- EXERCISE REQUIREMENTS -
Single out the lines of the material that contain "space" and copy them.

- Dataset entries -

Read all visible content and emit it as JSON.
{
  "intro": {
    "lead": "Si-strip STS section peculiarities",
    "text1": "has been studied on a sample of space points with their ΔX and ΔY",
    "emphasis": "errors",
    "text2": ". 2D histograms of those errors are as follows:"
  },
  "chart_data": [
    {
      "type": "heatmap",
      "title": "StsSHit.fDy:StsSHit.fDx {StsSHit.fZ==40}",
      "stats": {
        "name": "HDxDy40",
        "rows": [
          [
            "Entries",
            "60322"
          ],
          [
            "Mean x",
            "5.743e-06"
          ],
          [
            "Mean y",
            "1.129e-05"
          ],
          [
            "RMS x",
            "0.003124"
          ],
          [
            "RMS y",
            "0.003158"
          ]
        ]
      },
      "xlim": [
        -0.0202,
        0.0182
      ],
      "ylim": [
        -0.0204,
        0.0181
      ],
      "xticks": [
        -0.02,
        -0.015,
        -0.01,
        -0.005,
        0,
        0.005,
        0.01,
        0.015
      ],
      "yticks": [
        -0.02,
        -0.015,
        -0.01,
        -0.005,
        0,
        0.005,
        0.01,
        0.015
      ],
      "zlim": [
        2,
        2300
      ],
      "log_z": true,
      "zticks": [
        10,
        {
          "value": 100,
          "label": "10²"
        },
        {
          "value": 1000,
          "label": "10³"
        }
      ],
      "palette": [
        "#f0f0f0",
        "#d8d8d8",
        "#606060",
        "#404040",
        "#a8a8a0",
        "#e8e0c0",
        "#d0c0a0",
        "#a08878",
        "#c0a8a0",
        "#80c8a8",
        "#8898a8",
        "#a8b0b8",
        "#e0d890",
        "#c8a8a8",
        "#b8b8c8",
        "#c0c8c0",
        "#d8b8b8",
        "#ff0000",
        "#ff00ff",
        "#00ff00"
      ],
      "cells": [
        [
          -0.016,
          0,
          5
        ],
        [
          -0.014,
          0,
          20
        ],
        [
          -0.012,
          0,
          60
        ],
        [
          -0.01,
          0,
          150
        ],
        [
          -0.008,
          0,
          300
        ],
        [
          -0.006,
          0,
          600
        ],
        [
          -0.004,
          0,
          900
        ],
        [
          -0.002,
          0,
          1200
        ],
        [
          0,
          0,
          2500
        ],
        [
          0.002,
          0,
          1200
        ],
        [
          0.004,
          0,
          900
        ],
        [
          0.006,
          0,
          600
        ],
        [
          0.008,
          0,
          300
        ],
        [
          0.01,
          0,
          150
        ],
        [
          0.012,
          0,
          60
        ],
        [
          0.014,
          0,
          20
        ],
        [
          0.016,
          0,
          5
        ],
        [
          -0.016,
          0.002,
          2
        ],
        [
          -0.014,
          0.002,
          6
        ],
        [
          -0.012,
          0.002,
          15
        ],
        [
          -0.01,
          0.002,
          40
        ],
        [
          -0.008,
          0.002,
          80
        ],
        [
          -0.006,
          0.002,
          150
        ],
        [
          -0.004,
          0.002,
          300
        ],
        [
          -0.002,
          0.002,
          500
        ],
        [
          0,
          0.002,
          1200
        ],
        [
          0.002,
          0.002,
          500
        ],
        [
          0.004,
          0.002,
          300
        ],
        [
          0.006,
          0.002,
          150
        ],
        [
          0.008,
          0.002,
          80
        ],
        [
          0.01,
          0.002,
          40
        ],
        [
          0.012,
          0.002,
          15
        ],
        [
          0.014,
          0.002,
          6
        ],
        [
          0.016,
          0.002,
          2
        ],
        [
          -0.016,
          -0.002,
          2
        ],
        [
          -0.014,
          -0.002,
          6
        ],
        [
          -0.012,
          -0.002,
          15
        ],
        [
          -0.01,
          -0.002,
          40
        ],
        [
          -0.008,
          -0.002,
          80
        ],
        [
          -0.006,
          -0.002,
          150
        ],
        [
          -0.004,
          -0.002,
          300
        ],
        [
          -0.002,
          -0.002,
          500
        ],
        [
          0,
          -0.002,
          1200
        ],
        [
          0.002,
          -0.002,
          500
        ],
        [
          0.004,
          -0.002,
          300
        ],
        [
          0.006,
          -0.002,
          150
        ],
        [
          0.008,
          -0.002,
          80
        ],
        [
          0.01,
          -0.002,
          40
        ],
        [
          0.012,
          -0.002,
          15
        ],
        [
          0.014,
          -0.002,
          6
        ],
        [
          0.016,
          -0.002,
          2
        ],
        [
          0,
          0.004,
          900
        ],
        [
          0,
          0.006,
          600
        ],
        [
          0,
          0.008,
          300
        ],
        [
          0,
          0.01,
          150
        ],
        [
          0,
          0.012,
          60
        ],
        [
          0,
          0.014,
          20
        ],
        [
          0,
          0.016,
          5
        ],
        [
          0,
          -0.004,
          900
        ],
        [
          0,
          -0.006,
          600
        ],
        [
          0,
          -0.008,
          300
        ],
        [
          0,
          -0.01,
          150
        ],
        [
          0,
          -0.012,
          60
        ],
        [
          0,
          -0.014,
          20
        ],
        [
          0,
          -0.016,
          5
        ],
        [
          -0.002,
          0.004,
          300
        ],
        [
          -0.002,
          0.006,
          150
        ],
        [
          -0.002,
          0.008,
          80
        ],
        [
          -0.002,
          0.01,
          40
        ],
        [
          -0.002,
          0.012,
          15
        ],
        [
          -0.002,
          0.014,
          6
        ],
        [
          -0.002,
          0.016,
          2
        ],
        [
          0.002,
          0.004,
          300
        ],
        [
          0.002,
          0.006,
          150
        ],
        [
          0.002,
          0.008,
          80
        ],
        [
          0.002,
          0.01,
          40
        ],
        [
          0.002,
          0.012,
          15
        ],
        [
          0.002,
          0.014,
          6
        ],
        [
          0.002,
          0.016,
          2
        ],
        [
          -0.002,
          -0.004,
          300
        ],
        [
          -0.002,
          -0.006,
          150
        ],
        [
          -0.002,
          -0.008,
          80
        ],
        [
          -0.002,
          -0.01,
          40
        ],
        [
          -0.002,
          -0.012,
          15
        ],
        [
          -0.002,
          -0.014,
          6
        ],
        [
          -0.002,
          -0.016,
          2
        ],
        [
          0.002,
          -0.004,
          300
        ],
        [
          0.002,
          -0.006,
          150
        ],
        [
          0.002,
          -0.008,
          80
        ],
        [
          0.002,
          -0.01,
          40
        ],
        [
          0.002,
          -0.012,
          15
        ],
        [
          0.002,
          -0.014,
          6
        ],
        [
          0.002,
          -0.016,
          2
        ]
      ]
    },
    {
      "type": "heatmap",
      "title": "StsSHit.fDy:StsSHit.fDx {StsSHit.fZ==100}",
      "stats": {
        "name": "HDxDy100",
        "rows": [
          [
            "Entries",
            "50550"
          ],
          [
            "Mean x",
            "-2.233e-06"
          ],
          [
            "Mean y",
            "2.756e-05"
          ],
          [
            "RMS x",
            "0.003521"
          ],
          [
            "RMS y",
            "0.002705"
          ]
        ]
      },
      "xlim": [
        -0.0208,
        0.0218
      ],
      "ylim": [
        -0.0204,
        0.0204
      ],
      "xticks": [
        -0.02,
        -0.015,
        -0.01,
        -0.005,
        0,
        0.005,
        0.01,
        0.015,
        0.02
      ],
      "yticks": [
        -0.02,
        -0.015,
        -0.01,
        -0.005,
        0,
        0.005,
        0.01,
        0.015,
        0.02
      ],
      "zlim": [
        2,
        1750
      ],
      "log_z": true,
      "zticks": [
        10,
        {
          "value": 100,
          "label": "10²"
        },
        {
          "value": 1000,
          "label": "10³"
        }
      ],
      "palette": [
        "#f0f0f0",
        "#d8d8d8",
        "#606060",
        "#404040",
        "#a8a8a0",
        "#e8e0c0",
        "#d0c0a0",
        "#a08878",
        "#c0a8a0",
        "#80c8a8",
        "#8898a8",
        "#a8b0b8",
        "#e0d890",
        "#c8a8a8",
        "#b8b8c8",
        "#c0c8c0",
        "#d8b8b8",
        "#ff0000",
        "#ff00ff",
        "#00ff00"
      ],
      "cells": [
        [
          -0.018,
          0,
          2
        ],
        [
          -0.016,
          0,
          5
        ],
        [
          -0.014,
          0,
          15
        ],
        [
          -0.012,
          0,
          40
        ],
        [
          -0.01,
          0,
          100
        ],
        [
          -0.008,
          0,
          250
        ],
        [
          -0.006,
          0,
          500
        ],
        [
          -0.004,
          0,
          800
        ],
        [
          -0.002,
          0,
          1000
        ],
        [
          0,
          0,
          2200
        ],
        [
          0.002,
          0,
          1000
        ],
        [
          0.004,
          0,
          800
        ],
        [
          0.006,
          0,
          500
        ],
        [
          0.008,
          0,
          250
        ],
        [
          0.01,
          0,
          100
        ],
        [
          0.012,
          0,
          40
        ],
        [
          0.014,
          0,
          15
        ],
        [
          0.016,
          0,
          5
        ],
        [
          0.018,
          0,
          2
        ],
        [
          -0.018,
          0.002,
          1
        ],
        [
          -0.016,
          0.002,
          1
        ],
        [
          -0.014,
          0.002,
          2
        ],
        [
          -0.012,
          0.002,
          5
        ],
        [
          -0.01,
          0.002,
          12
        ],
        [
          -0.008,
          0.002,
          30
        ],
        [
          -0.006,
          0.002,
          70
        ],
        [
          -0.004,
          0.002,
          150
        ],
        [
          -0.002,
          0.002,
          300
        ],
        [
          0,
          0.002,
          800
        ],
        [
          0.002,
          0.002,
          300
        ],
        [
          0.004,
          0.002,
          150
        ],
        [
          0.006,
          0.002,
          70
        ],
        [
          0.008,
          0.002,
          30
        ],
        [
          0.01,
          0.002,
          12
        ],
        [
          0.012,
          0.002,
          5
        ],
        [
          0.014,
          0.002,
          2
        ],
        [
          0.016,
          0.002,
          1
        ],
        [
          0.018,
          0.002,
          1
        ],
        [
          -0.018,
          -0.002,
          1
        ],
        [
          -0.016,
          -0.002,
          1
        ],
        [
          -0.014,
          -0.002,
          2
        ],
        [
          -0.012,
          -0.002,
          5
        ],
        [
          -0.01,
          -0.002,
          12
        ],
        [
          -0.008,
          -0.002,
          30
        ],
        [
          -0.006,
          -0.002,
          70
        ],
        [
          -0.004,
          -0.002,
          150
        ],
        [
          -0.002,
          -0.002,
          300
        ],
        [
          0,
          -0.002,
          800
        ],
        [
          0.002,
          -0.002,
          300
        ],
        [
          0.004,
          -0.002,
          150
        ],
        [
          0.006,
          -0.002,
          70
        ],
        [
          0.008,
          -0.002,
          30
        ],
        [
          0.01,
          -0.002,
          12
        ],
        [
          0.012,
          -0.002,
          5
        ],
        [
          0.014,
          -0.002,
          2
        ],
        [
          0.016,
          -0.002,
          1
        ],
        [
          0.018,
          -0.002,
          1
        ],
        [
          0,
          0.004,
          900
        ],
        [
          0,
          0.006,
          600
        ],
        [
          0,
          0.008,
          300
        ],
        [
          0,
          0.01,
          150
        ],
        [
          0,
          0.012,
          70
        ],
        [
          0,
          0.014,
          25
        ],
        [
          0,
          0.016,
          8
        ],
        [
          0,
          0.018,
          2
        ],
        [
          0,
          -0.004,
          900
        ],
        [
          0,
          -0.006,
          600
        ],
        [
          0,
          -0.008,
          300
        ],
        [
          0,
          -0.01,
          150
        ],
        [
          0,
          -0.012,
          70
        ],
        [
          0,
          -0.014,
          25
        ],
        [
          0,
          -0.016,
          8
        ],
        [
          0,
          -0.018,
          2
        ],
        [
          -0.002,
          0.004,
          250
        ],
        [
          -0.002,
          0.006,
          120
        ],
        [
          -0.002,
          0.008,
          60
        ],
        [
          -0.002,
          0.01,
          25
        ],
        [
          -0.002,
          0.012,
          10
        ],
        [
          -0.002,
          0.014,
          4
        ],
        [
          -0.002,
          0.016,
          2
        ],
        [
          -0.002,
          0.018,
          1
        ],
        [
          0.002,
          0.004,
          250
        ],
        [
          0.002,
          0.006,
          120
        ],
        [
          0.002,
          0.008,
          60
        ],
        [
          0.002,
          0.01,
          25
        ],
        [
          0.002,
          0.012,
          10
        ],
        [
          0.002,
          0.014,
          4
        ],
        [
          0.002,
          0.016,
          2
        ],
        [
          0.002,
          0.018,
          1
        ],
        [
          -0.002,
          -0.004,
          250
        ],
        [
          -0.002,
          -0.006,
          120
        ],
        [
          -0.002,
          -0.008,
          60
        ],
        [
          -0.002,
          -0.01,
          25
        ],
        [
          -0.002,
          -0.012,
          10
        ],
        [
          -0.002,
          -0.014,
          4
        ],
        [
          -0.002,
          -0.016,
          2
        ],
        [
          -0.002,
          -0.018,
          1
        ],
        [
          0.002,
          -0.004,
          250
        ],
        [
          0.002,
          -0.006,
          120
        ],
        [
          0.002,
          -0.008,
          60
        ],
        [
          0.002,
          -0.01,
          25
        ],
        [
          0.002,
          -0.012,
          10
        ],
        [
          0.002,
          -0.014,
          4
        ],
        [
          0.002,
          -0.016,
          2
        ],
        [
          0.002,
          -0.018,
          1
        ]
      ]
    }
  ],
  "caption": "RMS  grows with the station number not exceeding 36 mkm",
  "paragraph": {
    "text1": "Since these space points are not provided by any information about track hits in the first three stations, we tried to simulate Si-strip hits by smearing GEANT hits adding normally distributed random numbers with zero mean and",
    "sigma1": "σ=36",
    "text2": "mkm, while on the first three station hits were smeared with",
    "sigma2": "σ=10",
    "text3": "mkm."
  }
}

- THE RESPONSE -
    "text1": "has been studied on a sample of space points with their ΔX and ΔY",
    "text1": "Since these space points are not provided by any information about track hits in the first three stations, we tried to simulate Si-strip hits by smearing GEANT hits adding normally distributed random numbers with zero mean and",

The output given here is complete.